(Stored data)
--- BEGIN ---
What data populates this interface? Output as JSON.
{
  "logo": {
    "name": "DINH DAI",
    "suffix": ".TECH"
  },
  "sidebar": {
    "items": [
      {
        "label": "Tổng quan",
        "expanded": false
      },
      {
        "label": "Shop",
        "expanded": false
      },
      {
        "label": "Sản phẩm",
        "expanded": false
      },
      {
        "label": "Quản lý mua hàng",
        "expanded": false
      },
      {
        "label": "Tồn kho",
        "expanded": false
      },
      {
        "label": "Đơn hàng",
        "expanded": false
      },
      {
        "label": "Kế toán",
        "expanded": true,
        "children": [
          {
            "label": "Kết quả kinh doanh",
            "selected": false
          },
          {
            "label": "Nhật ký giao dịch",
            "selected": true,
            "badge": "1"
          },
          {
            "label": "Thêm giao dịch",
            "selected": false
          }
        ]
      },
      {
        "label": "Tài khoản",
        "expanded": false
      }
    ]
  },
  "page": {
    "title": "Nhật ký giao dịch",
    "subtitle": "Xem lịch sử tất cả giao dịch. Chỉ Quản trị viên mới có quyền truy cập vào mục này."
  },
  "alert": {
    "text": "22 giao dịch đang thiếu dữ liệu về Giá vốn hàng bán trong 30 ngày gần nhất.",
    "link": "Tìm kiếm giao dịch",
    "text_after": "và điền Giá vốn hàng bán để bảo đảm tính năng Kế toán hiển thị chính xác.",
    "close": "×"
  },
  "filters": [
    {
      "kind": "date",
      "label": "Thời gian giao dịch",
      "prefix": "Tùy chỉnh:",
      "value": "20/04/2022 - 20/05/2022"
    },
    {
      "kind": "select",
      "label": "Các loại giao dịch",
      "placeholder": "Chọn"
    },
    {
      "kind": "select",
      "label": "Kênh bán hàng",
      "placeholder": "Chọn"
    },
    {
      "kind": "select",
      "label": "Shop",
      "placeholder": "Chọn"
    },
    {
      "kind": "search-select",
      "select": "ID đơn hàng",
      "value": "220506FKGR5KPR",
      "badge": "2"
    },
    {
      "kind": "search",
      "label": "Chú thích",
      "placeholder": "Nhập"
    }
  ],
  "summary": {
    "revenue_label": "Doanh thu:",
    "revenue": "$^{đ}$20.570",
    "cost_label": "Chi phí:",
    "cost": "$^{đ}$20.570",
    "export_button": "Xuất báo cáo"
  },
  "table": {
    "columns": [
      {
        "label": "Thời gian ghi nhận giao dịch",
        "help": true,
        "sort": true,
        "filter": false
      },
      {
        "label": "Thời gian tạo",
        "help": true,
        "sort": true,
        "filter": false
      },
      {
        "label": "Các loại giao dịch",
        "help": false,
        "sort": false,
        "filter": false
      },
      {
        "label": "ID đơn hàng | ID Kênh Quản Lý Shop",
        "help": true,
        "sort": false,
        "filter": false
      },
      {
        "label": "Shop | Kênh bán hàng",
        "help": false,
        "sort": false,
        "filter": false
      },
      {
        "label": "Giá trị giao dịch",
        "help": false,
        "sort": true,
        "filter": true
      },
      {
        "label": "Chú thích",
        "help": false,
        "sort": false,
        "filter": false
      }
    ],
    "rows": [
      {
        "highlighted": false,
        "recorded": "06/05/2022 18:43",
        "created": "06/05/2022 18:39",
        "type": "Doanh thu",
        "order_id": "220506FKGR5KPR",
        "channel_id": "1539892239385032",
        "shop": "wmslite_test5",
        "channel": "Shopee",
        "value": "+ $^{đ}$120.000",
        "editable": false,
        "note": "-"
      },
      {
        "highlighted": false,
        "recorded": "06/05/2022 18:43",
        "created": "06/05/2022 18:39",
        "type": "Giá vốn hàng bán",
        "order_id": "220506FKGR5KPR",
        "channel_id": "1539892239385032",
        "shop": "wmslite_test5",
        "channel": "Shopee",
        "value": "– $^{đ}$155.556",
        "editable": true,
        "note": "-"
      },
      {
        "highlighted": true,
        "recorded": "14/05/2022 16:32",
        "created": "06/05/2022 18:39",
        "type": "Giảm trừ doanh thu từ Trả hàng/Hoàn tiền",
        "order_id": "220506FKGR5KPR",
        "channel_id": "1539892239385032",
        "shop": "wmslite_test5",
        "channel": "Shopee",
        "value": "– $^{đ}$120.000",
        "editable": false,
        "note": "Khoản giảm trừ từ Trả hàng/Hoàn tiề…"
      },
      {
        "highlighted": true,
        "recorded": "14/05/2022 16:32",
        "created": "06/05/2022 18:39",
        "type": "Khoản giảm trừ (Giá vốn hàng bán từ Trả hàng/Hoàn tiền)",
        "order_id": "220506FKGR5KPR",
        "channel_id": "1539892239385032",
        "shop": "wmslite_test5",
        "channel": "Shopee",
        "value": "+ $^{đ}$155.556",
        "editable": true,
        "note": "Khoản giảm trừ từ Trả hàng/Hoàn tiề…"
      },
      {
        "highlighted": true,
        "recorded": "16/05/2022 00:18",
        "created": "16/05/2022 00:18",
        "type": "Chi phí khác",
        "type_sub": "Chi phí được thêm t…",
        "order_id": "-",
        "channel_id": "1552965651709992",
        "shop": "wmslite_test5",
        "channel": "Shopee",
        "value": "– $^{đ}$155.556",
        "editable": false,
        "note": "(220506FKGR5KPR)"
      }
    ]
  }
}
--- END ---
_Short task_
Where a line contains "Nhật", copy that line.

_Written solution_
            "label": "Nhật ký giao dịch",
    "title": "Nhật ký giao dịch",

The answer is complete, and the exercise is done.